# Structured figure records

--- BEGIN ---

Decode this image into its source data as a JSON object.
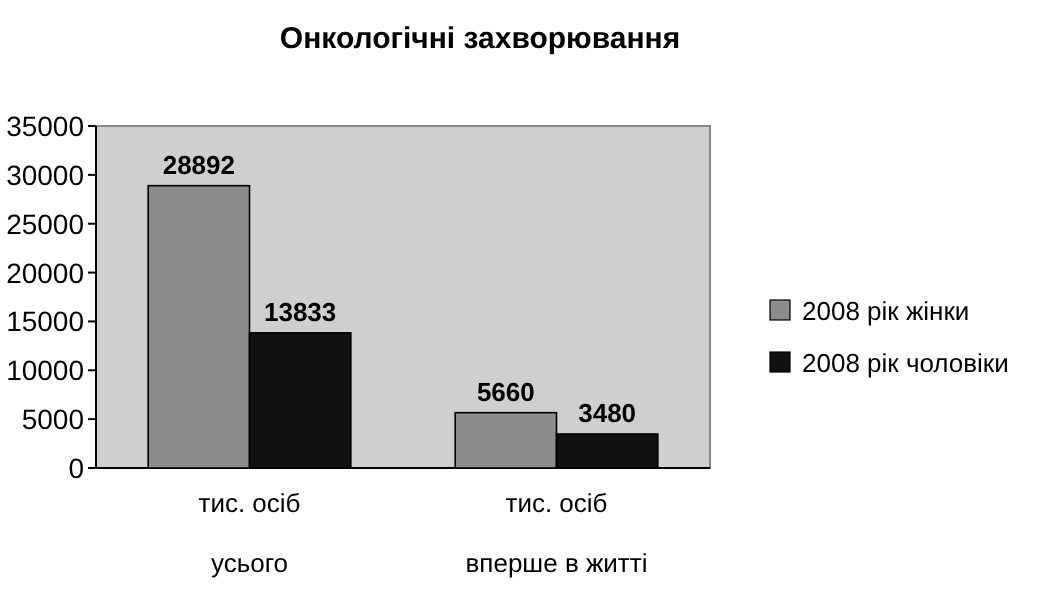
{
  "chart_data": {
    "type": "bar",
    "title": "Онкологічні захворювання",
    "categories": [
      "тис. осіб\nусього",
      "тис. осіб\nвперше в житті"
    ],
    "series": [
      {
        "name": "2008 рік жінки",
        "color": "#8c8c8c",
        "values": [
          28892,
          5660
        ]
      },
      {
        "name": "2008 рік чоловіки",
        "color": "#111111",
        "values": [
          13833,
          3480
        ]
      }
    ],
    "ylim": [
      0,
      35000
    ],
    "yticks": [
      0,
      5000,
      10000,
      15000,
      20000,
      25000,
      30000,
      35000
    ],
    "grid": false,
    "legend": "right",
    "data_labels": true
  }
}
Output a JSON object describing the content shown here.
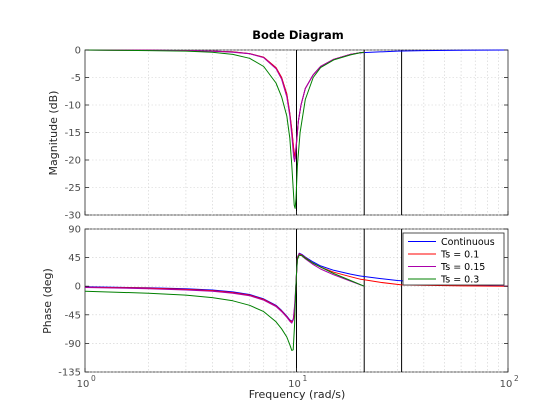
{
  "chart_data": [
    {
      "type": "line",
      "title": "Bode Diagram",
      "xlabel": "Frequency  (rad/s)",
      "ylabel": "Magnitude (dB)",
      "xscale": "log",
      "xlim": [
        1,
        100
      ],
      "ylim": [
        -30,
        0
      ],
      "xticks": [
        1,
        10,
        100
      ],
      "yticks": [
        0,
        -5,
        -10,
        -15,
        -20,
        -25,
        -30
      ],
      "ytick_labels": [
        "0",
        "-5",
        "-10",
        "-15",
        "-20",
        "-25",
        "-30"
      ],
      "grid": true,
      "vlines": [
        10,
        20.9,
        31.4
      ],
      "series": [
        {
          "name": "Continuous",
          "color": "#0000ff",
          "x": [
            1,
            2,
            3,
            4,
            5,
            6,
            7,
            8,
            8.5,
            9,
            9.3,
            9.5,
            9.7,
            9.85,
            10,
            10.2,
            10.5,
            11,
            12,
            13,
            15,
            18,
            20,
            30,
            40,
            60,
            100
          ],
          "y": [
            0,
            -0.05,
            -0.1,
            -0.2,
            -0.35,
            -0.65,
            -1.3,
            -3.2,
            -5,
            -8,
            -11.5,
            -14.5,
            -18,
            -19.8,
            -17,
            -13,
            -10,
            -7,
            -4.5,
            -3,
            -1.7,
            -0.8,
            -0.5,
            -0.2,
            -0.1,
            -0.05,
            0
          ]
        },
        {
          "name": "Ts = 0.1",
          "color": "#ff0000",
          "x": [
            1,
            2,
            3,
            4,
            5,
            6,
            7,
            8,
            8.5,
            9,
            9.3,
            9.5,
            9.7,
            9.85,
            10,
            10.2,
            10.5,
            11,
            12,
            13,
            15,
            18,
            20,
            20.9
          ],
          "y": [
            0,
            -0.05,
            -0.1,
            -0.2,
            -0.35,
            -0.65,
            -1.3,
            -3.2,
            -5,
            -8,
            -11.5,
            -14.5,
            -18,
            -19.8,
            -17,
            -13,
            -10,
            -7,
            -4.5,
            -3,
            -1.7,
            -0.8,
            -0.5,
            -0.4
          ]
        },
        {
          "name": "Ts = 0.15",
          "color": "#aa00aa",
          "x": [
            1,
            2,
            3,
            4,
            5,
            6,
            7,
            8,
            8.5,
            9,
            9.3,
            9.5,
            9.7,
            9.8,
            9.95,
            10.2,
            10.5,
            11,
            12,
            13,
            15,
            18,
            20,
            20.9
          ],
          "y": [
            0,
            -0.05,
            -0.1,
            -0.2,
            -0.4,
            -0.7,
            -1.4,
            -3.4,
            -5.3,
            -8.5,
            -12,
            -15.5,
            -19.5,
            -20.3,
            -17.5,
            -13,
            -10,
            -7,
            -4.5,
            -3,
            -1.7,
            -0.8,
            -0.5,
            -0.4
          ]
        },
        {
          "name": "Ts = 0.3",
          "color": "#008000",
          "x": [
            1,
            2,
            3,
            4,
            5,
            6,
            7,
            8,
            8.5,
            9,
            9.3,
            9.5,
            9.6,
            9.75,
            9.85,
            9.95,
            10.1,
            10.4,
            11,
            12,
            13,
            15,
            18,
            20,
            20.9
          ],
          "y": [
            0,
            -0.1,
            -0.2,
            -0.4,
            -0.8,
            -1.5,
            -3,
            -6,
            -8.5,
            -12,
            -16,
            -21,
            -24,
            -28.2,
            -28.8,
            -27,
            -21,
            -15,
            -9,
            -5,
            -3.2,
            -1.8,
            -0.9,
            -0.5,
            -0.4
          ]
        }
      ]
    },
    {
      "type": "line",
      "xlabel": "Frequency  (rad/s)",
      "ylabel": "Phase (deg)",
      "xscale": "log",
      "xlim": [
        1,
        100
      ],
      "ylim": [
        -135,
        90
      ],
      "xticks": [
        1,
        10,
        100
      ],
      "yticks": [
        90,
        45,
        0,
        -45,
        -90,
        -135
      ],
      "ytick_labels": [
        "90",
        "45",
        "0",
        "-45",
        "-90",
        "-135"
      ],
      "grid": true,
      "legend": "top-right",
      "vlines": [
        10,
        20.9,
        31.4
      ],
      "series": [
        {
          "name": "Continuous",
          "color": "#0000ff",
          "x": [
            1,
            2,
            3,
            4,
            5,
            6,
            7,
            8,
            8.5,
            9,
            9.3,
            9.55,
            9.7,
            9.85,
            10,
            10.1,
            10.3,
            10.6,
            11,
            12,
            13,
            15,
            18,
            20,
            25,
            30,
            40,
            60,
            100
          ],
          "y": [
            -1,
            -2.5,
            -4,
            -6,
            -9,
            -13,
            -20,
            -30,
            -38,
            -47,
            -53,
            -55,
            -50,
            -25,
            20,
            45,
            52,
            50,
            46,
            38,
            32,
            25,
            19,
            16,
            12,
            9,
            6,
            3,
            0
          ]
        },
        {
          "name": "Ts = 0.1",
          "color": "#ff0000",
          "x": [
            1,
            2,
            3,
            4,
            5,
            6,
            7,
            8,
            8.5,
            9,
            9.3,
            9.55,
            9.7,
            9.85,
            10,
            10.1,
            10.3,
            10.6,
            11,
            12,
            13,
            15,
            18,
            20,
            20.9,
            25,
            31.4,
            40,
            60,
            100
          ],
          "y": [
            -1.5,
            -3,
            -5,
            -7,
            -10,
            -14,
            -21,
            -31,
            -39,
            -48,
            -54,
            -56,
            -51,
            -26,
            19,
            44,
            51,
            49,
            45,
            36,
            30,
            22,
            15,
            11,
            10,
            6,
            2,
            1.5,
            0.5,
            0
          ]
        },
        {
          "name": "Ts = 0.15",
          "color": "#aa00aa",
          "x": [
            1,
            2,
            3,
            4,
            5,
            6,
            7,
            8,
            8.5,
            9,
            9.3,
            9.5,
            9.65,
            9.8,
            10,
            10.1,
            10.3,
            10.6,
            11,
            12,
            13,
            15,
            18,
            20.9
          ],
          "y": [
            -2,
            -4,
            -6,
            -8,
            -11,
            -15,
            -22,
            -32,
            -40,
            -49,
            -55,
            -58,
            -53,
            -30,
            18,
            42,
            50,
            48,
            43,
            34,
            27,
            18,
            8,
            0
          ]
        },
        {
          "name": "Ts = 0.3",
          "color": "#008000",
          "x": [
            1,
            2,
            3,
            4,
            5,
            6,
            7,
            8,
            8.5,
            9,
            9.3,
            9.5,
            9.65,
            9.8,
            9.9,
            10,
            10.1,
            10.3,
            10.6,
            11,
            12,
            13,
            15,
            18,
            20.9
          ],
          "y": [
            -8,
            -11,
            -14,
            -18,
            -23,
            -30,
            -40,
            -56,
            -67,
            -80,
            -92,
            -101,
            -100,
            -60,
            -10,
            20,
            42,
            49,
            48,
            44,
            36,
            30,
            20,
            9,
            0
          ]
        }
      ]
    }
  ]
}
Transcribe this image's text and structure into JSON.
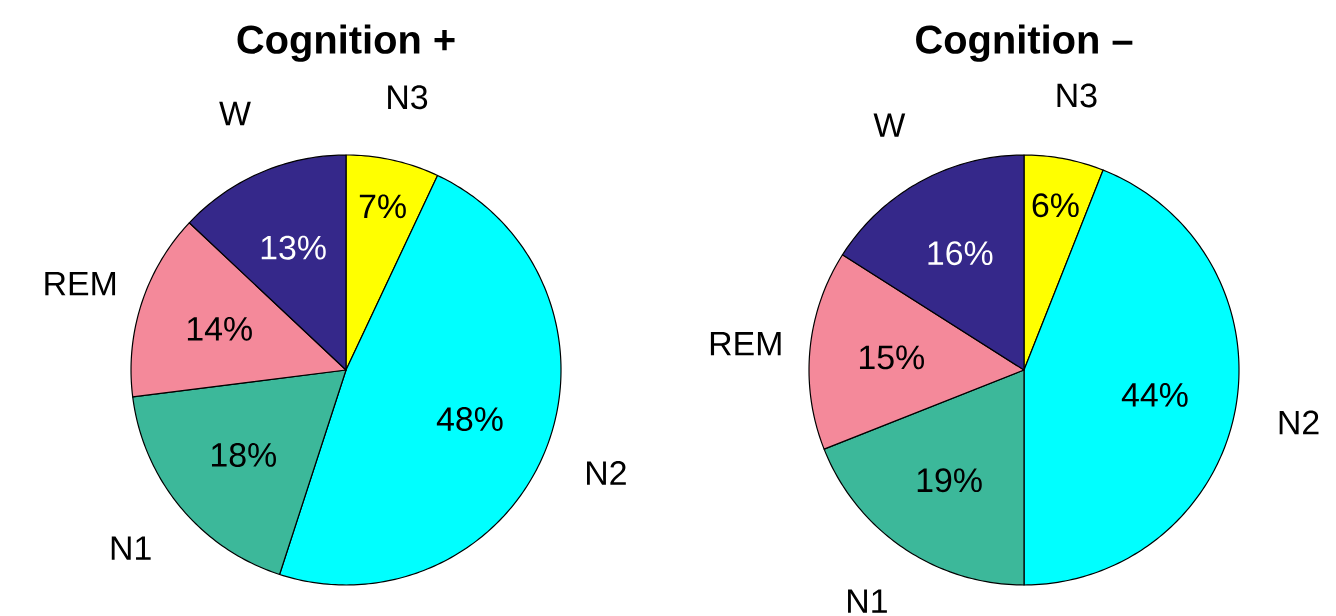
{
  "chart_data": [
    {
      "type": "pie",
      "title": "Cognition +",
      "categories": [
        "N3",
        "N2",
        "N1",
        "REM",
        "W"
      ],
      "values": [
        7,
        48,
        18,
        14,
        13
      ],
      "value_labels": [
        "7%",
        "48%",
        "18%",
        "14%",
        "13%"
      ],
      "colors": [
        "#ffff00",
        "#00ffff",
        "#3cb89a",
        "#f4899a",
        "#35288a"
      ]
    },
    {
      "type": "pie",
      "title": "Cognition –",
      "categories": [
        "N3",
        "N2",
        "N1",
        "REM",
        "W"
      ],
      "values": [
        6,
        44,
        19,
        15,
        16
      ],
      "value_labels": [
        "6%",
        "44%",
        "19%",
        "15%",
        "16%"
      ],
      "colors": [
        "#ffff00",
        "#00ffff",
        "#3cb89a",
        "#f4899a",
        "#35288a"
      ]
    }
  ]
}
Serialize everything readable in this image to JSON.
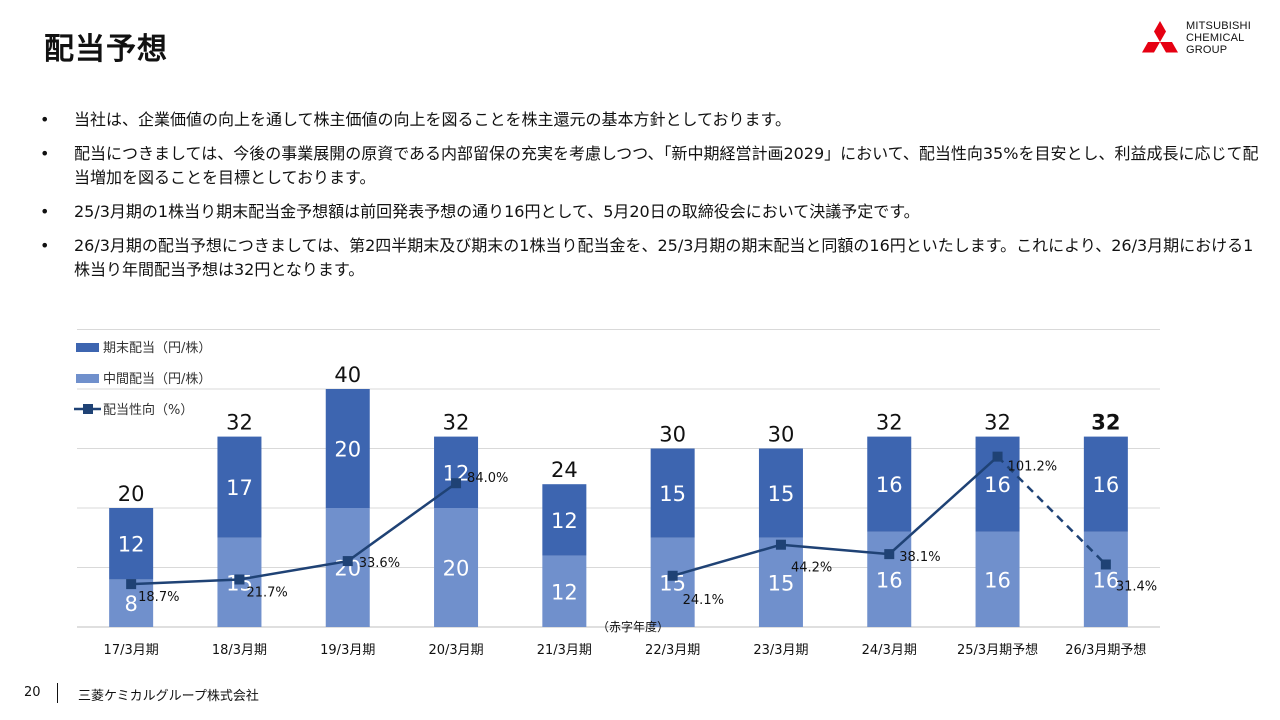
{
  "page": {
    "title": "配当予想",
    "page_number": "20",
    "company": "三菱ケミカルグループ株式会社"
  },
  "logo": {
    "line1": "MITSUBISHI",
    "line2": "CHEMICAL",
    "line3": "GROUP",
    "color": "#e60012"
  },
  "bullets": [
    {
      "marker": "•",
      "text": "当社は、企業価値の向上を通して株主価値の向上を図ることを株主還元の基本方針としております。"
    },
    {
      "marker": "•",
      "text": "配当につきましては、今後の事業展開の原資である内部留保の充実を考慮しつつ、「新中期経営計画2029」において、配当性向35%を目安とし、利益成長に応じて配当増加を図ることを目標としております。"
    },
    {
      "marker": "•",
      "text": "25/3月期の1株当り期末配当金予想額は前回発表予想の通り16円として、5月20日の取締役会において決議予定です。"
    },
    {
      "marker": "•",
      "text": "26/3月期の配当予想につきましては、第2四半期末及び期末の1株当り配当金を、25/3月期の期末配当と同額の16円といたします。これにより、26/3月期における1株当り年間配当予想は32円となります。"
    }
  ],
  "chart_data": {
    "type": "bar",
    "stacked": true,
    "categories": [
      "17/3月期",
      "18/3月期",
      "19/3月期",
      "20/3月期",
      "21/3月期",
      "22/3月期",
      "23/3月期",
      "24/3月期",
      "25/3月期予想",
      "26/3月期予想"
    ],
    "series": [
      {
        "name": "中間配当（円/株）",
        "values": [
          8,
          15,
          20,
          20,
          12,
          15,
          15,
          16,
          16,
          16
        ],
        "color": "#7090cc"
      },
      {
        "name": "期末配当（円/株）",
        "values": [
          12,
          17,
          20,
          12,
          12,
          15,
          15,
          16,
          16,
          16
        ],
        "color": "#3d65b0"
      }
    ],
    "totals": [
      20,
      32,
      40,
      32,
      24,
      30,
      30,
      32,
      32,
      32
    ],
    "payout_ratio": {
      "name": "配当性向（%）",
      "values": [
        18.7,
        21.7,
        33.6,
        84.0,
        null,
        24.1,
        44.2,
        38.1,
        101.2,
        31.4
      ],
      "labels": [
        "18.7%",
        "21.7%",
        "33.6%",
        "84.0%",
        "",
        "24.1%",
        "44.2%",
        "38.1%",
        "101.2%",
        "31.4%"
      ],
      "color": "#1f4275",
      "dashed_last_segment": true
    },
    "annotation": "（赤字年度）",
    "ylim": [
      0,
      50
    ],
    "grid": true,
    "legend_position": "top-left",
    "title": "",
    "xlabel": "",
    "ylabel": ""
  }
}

--- END ---

# EXERCISE AIM
Identify the lines above with the word "true". Copy them.

# FINAL ANSWER
    "data_labels": true
      "grid": true,
      "grid": true,
    "stacked": true,
      "dashed_last_segment": true
    "grid": true,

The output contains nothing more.